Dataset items

————

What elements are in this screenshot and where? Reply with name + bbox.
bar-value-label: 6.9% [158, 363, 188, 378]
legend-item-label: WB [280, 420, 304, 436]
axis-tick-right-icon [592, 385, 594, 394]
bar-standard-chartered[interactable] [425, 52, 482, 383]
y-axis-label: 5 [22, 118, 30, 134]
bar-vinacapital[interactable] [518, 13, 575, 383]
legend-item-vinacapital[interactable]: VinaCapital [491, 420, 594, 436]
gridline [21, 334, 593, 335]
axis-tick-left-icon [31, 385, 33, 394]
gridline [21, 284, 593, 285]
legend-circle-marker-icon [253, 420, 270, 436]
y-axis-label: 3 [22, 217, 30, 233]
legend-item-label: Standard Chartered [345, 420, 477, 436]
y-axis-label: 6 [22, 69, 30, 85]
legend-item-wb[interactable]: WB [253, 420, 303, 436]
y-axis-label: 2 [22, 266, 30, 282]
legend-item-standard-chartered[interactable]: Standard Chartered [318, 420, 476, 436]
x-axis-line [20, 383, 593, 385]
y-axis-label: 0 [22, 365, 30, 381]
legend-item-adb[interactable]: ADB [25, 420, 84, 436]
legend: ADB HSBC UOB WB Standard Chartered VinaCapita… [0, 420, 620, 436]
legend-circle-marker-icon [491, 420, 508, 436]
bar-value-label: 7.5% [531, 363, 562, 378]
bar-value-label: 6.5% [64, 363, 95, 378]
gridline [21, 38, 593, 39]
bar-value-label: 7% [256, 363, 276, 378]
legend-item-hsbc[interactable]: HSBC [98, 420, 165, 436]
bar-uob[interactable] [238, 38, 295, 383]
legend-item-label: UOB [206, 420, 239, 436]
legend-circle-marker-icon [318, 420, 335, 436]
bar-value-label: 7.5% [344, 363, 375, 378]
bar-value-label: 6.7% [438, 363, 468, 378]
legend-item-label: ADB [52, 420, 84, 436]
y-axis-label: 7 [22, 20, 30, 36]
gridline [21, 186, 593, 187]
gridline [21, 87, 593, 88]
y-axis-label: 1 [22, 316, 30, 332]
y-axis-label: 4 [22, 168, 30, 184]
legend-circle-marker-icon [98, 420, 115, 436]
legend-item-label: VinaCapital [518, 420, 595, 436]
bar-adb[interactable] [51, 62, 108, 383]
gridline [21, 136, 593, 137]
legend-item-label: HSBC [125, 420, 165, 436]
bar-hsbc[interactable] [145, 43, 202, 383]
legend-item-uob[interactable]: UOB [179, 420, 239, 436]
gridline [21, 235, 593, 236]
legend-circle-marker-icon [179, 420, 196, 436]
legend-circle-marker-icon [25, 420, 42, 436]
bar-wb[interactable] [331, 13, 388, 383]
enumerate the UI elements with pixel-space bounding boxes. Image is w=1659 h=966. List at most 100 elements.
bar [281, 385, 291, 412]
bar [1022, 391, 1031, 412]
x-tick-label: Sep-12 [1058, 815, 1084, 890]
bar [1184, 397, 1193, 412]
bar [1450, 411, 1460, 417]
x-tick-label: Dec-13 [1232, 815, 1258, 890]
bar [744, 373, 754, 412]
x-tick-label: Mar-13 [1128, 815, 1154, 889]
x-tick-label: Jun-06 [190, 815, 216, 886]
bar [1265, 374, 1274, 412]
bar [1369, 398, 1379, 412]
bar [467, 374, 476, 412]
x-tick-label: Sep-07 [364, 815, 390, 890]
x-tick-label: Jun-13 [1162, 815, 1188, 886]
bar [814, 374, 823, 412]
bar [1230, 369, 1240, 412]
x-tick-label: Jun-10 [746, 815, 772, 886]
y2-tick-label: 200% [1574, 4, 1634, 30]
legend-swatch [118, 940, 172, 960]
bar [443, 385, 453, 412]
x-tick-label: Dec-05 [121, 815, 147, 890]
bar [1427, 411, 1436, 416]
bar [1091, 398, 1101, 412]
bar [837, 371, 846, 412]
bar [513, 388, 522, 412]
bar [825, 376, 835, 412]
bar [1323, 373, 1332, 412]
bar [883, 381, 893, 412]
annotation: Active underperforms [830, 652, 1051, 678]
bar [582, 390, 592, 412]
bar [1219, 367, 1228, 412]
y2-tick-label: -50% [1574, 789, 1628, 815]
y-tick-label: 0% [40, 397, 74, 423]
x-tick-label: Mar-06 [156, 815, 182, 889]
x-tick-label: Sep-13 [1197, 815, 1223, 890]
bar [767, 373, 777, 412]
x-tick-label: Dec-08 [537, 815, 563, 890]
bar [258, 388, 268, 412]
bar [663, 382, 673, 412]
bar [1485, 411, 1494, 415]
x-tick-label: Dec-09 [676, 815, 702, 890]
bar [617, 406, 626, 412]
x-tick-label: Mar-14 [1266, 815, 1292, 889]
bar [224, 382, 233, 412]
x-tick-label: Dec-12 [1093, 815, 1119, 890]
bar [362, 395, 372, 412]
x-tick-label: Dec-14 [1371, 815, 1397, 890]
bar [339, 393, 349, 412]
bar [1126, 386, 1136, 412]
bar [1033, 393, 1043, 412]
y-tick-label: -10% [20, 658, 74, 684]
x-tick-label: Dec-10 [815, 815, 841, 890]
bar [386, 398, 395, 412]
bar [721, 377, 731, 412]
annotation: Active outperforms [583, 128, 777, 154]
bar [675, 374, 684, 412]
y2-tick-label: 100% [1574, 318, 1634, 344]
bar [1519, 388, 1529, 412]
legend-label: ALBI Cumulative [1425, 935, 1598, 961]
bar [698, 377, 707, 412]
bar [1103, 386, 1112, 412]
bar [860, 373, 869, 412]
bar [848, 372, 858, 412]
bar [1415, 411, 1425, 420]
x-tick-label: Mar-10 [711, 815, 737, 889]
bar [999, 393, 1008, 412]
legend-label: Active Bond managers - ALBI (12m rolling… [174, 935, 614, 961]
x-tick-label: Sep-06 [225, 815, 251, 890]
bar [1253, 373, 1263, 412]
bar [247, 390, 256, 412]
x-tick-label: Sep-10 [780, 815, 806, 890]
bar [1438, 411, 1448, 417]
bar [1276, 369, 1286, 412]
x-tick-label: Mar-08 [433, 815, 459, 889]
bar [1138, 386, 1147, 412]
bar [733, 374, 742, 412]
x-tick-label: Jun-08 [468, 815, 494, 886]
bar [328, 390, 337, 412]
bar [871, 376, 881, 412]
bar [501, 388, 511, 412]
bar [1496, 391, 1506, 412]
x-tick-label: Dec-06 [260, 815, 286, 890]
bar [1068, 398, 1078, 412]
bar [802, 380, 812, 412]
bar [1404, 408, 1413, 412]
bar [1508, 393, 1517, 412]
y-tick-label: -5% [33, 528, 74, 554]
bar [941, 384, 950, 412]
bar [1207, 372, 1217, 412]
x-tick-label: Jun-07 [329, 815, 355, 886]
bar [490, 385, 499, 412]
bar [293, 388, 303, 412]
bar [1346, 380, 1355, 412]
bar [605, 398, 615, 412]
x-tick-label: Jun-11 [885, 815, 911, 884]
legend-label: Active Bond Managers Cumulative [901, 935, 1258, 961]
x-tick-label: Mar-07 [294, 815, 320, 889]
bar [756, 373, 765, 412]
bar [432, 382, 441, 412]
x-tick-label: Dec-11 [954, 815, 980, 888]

————

• Problem details: Rewrite the material above, substituting "legend-dot-icon" for every occurrence of "legend-circle-marker-icon" and leaving everything else as it is.

• Problem solution:
What elements are in this screenshot and where? Reply with name + bbox.
bar-value-label: 6.9% [158, 363, 188, 378]
legend-item-label: WB [280, 420, 304, 436]
axis-tick-right-icon [592, 385, 594, 394]
bar-standard-chartered[interactable] [425, 52, 482, 383]
y-axis-label: 5 [22, 118, 30, 134]
bar-vinacapital[interactable] [518, 13, 575, 383]
legend-item-vinacapital[interactable]: VinaCapital [491, 420, 594, 436]
gridline [21, 334, 593, 335]
axis-tick-left-icon [31, 385, 33, 394]
gridline [21, 284, 593, 285]
legend-dot-icon [253, 420, 270, 436]
y-axis-label: 3 [22, 217, 30, 233]
legend-item-label: Standard Chartered [345, 420, 477, 436]
y-axis-label: 6 [22, 69, 30, 85]
legend-item-wb[interactable]: WB [253, 420, 303, 436]
y-axis-label: 2 [22, 266, 30, 282]
legend-item-standard-chartered[interactable]: Standard Chartered [318, 420, 476, 436]
x-axis-line [20, 383, 593, 385]
y-axis-label: 0 [22, 365, 30, 381]
legend-item-adb[interactable]: ADB [25, 420, 84, 436]
legend: ADB HSBC UOB WB Standard Chartered VinaCapita… [0, 420, 620, 436]
legend-dot-icon [491, 420, 508, 436]
bar-value-label: 7.5% [531, 363, 562, 378]
bar-value-label: 6.5% [64, 363, 95, 378]
gridline [21, 38, 593, 39]
bar-value-label: 7% [256, 363, 276, 378]
legend-item-hsbc[interactable]: HSBC [98, 420, 165, 436]
bar-uob[interactable] [238, 38, 295, 383]
legend-item-label: UOB [206, 420, 239, 436]
legend-dot-icon [318, 420, 335, 436]
bar-value-label: 7.5% [344, 363, 375, 378]
bar-value-label: 6.7% [438, 363, 468, 378]
legend-item-label: ADB [52, 420, 84, 436]
y-axis-label: 7 [22, 20, 30, 36]
gridline [21, 186, 593, 187]
gridline [21, 87, 593, 88]
y-axis-label: 1 [22, 316, 30, 332]
y-axis-label: 4 [22, 168, 30, 184]
legend-dot-icon [98, 420, 115, 436]
legend-item-label: VinaCapital [518, 420, 595, 436]
bar-adb[interactable] [51, 62, 108, 383]
gridline [21, 136, 593, 137]
legend-item-label: HSBC [125, 420, 165, 436]
bar-hsbc[interactable] [145, 43, 202, 383]
legend-item-uob[interactable]: UOB [179, 420, 239, 436]
gridline [21, 235, 593, 236]
legend-dot-icon [179, 420, 196, 436]
legend-dot-icon [25, 420, 42, 436]
bar-wb[interactable] [331, 13, 388, 383]
enumerate the UI elements with pixel-space bounding boxes. Image is w=1659 h=966. List at most 100 elements.
bar [281, 385, 291, 412]
bar [1022, 391, 1031, 412]
x-tick-label: Sep-12 [1058, 815, 1084, 890]
bar [1184, 397, 1193, 412]
bar [1450, 411, 1460, 417]
x-tick-label: Dec-13 [1232, 815, 1258, 890]
bar [744, 373, 754, 412]
x-tick-label: Mar-13 [1128, 815, 1154, 889]
x-tick-label: Jun-06 [190, 815, 216, 886]
bar [1265, 374, 1274, 412]
bar [1369, 398, 1379, 412]
bar [467, 374, 476, 412]
x-tick-label: Sep-07 [364, 815, 390, 890]
x-tick-label: Jun-13 [1162, 815, 1188, 886]
bar [814, 374, 823, 412]
bar [1230, 369, 1240, 412]
x-tick-label: Jun-10 [746, 815, 772, 886]
y2-tick-label: 200% [1574, 4, 1634, 30]
legend-swatch [118, 940, 172, 960]
bar [443, 385, 453, 412]
x-tick-label: Dec-05 [121, 815, 147, 890]
bar [1427, 411, 1436, 416]
bar [1091, 398, 1101, 412]
bar [837, 371, 846, 412]
bar [513, 388, 522, 412]
bar [825, 376, 835, 412]
bar [1323, 373, 1332, 412]
bar [883, 381, 893, 412]
annotation: Active underperforms [830, 652, 1051, 678]
bar [582, 390, 592, 412]
bar [1219, 367, 1228, 412]
y2-tick-label: -50% [1574, 789, 1628, 815]
y-tick-label: 0% [40, 397, 74, 423]
x-tick-label: Mar-06 [156, 815, 182, 889]
x-tick-label: Sep-13 [1197, 815, 1223, 890]
bar [767, 373, 777, 412]
x-tick-label: Dec-08 [537, 815, 563, 890]
bar [258, 388, 268, 412]
bar [663, 382, 673, 412]
bar [1485, 411, 1494, 415]
x-tick-label: Dec-09 [676, 815, 702, 890]
bar [617, 406, 626, 412]
x-tick-label: Mar-14 [1266, 815, 1292, 889]
bar [224, 382, 233, 412]
x-tick-label: Dec-12 [1093, 815, 1119, 890]
bar [362, 395, 372, 412]
x-tick-label: Dec-14 [1371, 815, 1397, 890]
bar [339, 393, 349, 412]
bar [1126, 386, 1136, 412]
bar [1033, 393, 1043, 412]
y-tick-label: -10% [20, 658, 74, 684]
x-tick-label: Dec-10 [815, 815, 841, 890]
bar [386, 398, 395, 412]
bar [721, 377, 731, 412]
annotation: Active outperforms [583, 128, 777, 154]
bar [675, 374, 684, 412]
y2-tick-label: 100% [1574, 318, 1634, 344]
bar [1519, 388, 1529, 412]
legend-label: ALBI Cumulative [1425, 935, 1598, 961]
bar [698, 377, 707, 412]
bar [1103, 386, 1112, 412]
bar [860, 373, 869, 412]
bar [848, 372, 858, 412]
bar [1415, 411, 1425, 420]
x-tick-label: Mar-10 [711, 815, 737, 889]
bar [999, 393, 1008, 412]
legend-label: Active Bond managers - ALBI (12m rolling… [174, 935, 614, 961]
x-tick-label: Sep-06 [225, 815, 251, 890]
bar [1253, 373, 1263, 412]
bar [247, 390, 256, 412]
x-tick-label: Sep-10 [780, 815, 806, 890]
bar [1438, 411, 1448, 417]
bar [1276, 369, 1286, 412]
x-tick-label: Mar-08 [433, 815, 459, 889]
bar [1138, 386, 1147, 412]
bar [733, 374, 742, 412]
x-tick-label: Jun-08 [468, 815, 494, 886]
bar [328, 390, 337, 412]
bar [871, 376, 881, 412]
bar [501, 388, 511, 412]
bar [1496, 391, 1506, 412]
x-tick-label: Dec-06 [260, 815, 286, 890]
bar [1068, 398, 1078, 412]
bar [802, 380, 812, 412]
bar [1404, 408, 1413, 412]
bar [1508, 393, 1517, 412]
y-tick-label: -5% [33, 528, 74, 554]
bar [941, 384, 950, 412]
bar [1207, 372, 1217, 412]
x-tick-label: Jun-07 [329, 815, 355, 886]
bar [490, 385, 499, 412]
bar [293, 388, 303, 412]
bar [1346, 380, 1355, 412]
bar [605, 398, 615, 412]
x-tick-label: Jun-11 [885, 815, 911, 884]
legend-label: Active Bond Managers Cumulative [901, 935, 1258, 961]
x-tick-label: Mar-07 [294, 815, 320, 889]
bar [756, 373, 765, 412]
bar [432, 382, 441, 412]
x-tick-label: Dec-11 [954, 815, 980, 888]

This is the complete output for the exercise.